Directions
Wherever the string "Boxmeer" appears, copy the whole line.

-- start Stored rows --

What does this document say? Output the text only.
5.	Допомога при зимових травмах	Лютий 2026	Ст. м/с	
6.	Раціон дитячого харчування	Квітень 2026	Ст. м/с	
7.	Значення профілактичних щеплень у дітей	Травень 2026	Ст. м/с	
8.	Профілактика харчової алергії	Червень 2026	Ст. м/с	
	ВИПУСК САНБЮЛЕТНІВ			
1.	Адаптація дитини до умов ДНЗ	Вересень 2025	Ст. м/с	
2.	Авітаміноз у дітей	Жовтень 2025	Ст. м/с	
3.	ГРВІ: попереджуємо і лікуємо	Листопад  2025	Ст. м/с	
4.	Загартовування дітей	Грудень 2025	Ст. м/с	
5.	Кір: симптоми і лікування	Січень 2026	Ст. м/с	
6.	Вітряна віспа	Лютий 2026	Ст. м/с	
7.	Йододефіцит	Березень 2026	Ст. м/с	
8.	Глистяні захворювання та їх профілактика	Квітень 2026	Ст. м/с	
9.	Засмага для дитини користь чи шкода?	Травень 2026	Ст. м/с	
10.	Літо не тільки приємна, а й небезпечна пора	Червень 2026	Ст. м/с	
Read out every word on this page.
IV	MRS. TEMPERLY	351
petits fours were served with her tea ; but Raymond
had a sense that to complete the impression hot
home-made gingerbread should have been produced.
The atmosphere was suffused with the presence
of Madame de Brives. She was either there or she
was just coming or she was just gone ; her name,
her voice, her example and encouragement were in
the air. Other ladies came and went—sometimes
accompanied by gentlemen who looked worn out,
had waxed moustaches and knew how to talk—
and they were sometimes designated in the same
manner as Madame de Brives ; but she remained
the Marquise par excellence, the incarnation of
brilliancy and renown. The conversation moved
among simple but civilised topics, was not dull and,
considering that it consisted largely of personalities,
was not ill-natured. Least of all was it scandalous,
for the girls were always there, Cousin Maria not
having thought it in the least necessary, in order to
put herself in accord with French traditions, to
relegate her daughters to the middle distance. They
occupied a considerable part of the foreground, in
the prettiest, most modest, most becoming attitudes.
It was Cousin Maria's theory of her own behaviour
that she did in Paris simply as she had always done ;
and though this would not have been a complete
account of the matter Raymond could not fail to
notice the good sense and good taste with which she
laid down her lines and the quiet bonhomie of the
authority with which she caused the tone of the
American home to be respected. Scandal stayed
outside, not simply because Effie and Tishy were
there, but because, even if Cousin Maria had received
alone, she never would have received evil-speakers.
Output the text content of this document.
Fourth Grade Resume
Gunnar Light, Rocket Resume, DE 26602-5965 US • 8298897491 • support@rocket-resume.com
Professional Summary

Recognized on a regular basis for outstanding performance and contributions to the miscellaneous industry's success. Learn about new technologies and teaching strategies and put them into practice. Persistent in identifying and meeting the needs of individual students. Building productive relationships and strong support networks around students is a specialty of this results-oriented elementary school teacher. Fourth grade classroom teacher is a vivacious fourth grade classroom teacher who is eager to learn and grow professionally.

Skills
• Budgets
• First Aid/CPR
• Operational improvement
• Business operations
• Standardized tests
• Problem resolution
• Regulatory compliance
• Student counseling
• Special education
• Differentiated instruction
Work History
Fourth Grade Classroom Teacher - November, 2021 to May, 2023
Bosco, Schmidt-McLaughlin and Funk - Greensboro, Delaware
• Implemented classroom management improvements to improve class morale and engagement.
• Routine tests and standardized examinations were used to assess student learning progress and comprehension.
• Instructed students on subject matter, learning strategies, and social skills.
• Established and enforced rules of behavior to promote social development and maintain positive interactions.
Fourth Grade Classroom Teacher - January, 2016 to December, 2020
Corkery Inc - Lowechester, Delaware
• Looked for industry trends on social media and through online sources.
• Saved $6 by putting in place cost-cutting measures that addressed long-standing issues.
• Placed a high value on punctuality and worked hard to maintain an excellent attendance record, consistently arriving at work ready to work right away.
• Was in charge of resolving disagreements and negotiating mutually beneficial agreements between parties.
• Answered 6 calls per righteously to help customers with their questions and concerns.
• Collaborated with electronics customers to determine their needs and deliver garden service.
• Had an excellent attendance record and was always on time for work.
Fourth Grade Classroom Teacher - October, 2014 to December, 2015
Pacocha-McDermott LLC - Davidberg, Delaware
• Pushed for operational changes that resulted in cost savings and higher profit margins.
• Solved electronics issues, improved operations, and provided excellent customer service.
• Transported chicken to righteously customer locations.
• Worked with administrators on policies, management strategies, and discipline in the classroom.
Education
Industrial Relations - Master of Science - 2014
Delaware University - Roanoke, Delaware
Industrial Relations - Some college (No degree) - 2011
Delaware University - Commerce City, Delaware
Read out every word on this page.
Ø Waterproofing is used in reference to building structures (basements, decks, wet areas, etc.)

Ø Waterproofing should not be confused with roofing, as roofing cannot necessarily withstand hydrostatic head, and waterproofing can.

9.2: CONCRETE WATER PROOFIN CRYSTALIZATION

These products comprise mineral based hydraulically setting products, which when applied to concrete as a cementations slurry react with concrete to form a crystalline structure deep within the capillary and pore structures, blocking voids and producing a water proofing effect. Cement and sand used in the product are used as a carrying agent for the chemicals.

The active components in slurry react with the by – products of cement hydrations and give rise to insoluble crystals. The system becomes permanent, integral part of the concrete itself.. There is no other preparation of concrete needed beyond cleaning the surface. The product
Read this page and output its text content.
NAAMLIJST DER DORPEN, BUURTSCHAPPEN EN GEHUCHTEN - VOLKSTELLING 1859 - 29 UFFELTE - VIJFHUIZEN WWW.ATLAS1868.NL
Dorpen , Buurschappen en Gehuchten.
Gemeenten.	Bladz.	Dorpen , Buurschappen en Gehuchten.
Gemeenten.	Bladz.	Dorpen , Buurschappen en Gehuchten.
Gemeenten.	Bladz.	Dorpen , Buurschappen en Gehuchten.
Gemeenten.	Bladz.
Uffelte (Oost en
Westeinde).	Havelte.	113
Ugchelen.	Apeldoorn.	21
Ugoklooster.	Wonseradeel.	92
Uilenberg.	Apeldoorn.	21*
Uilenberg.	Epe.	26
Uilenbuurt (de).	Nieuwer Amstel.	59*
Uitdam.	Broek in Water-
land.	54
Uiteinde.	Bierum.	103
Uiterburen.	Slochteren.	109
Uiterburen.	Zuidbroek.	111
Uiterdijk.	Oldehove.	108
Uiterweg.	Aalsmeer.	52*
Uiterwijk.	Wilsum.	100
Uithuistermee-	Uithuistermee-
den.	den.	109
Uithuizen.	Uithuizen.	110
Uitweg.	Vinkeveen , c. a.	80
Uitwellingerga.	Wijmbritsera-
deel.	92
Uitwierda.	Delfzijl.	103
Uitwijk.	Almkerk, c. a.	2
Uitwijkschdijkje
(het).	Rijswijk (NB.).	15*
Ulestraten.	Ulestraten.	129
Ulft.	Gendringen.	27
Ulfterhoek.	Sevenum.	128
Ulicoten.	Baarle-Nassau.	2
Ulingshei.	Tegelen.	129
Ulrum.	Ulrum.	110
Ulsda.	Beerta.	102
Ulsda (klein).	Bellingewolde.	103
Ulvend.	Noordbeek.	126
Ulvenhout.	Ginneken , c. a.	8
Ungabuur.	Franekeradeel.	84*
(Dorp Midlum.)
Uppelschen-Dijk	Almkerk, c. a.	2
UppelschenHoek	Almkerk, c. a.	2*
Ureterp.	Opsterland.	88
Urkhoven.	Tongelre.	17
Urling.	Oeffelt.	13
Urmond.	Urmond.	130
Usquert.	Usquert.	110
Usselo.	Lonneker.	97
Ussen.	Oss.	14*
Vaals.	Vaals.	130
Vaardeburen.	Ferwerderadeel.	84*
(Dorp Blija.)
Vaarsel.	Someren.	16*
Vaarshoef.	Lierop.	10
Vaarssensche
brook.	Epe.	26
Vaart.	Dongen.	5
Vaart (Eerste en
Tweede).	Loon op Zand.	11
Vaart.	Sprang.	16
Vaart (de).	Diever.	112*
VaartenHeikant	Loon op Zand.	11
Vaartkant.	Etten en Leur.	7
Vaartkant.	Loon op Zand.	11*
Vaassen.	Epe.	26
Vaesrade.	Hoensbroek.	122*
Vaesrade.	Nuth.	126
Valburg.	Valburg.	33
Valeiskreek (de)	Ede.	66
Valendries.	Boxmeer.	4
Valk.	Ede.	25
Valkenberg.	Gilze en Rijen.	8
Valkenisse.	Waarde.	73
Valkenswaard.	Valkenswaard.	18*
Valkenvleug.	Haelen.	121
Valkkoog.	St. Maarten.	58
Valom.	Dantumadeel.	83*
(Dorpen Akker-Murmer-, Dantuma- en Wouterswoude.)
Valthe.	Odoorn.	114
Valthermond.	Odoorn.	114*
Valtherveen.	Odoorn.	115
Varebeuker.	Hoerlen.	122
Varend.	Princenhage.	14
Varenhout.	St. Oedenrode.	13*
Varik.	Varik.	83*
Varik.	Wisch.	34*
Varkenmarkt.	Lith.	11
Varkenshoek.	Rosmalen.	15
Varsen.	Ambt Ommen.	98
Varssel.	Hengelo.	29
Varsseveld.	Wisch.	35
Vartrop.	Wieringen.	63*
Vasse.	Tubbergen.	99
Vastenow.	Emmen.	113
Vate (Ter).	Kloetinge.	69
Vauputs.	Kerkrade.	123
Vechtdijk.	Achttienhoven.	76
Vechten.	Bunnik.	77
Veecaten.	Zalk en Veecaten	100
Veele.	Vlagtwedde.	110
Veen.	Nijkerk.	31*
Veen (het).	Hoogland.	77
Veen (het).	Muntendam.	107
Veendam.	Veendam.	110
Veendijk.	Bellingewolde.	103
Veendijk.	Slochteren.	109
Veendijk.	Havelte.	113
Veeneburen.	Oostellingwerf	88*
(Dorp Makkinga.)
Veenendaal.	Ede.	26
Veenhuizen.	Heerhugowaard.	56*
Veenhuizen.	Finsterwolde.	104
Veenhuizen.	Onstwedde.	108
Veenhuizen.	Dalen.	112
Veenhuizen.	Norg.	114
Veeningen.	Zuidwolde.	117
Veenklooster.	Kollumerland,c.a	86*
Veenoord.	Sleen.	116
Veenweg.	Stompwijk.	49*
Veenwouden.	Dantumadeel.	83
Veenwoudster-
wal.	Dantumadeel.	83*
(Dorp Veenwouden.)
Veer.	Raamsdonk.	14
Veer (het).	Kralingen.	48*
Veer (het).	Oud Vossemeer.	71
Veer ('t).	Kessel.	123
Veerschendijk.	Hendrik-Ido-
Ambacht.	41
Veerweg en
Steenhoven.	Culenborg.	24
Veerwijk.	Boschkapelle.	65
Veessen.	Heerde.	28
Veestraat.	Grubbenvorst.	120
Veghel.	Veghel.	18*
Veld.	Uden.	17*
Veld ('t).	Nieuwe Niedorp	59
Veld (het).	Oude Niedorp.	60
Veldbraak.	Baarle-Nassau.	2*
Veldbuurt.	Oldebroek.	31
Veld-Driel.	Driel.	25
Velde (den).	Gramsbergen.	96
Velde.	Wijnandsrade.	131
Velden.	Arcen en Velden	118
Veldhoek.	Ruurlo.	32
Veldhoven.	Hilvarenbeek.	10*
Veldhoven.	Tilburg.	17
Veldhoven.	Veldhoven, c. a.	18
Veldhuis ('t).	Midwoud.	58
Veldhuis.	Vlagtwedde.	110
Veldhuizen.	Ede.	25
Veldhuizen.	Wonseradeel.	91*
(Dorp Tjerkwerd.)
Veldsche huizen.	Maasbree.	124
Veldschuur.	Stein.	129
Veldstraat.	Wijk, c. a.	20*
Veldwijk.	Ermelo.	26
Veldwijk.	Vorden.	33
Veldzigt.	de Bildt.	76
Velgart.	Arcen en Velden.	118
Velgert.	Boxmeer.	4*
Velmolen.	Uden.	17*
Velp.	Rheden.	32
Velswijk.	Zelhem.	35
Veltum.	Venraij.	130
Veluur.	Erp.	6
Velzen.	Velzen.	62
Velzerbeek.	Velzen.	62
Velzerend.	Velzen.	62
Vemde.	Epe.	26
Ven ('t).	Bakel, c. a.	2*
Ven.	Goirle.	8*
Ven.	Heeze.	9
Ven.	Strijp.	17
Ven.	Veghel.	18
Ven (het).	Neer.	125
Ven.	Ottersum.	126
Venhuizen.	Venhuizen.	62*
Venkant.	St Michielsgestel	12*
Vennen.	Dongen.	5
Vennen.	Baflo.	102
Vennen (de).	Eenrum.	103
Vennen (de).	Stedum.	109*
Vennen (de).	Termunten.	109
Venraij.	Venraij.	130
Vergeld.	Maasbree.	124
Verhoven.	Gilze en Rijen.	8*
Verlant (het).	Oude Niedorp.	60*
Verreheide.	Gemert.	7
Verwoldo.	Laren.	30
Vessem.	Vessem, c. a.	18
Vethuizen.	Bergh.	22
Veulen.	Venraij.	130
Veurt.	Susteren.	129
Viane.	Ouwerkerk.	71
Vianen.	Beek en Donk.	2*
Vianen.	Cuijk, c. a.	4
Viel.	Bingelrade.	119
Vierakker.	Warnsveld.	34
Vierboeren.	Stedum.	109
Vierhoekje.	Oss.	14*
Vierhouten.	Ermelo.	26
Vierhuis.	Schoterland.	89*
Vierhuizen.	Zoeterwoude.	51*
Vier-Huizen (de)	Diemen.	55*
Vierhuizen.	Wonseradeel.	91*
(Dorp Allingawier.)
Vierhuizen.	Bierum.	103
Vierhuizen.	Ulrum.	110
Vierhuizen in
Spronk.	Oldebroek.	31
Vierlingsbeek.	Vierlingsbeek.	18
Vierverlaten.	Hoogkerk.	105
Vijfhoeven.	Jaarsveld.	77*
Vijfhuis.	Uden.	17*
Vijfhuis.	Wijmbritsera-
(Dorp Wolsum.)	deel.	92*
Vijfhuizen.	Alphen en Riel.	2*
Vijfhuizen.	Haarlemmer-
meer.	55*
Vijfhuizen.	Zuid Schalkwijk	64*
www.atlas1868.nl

-- end Stored rows --

Result for this task
Valendries.	Boxmeer.	4
Velgert.	Boxmeer.	4*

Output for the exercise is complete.